→ YOUR INSTRUCTIONS
Select every line holding the word "body" and copy it.

→ GIVEN ENTRIES
◇ ◇ ◇ ◇
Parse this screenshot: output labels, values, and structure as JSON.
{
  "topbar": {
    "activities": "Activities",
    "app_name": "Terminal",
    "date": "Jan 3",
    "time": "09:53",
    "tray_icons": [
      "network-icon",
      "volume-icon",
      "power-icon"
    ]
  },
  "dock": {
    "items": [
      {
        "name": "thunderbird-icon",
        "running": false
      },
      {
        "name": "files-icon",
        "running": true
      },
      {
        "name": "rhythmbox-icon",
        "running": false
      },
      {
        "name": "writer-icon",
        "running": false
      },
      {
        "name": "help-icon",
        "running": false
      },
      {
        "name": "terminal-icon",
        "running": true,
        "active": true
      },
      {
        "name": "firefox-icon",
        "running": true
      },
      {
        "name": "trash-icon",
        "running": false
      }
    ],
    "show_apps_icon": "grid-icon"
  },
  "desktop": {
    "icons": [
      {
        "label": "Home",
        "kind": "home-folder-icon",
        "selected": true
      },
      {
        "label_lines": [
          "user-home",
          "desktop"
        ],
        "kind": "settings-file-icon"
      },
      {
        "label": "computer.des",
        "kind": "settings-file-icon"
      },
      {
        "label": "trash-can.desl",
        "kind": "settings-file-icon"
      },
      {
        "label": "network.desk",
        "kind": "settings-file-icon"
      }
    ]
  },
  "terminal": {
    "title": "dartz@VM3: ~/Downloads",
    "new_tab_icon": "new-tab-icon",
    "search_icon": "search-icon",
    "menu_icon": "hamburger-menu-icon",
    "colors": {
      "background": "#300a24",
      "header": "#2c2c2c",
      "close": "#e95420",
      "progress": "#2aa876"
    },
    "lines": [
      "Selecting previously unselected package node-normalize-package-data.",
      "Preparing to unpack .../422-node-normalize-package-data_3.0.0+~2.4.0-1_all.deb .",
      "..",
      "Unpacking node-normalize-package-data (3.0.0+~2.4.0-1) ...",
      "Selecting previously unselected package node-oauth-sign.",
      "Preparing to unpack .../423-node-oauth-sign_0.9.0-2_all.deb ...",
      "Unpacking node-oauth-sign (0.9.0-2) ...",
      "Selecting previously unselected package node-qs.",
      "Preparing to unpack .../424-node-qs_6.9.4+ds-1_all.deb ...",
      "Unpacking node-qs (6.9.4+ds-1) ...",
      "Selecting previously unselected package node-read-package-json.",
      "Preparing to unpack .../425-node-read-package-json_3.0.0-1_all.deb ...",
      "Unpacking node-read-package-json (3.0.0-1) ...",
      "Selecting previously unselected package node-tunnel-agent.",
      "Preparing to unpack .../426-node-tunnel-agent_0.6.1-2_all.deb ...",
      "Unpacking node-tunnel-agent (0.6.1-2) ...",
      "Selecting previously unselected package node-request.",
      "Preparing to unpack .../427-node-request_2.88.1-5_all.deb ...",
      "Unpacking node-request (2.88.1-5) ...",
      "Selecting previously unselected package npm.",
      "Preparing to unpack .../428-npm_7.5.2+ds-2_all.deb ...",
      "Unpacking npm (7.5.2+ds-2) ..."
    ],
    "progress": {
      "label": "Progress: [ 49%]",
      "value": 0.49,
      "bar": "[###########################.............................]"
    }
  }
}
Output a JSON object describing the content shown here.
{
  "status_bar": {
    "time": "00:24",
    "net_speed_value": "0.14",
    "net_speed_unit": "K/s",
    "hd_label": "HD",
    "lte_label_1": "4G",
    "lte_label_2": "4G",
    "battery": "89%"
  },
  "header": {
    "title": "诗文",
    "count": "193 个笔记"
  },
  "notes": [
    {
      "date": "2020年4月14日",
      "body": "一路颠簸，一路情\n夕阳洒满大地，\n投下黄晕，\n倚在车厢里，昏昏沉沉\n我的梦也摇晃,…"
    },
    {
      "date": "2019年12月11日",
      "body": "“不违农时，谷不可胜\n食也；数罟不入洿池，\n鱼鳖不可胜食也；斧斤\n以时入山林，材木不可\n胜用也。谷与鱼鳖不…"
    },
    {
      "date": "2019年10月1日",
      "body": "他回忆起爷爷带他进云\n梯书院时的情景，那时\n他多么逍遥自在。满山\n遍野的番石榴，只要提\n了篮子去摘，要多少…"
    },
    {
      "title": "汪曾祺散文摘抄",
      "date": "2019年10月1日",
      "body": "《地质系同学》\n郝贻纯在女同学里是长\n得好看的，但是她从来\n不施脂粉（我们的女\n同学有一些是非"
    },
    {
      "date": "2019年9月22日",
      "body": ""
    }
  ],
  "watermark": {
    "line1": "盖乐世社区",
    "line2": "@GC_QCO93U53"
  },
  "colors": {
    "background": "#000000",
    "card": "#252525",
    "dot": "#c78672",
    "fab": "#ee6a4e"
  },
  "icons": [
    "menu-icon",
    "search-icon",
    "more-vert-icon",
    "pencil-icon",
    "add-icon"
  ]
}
◇ ◇ ◇ ◇
→ ANSWER TO THE EXERCISE
      "body": "一路颠簸，一路情\n夕阳洒满大地，\n投下黄晕，\n倚在车厢里，昏昏沉沉\n我的梦也摇晃,…"
      "body": "“不违农时，谷不可胜\n食也；数罟不入洿池，\n鱼鳖不可胜食也；斧斤\n以时入山林，材木不可\n胜用也。谷与鱼鳖不…"
      "body": "他回忆起爷爷带他进云\n梯书院时的情景，那时\n他多么逍遥自在。满山\n遍野的番石榴，只要提\n了篮子去摘，要多少…"
      "body": "《地质系同学》\n郝贻纯在女同学里是长\n得好看的，但是她从来\n不施脂粉（我们的女\n同学有一些是非"
      "body": ""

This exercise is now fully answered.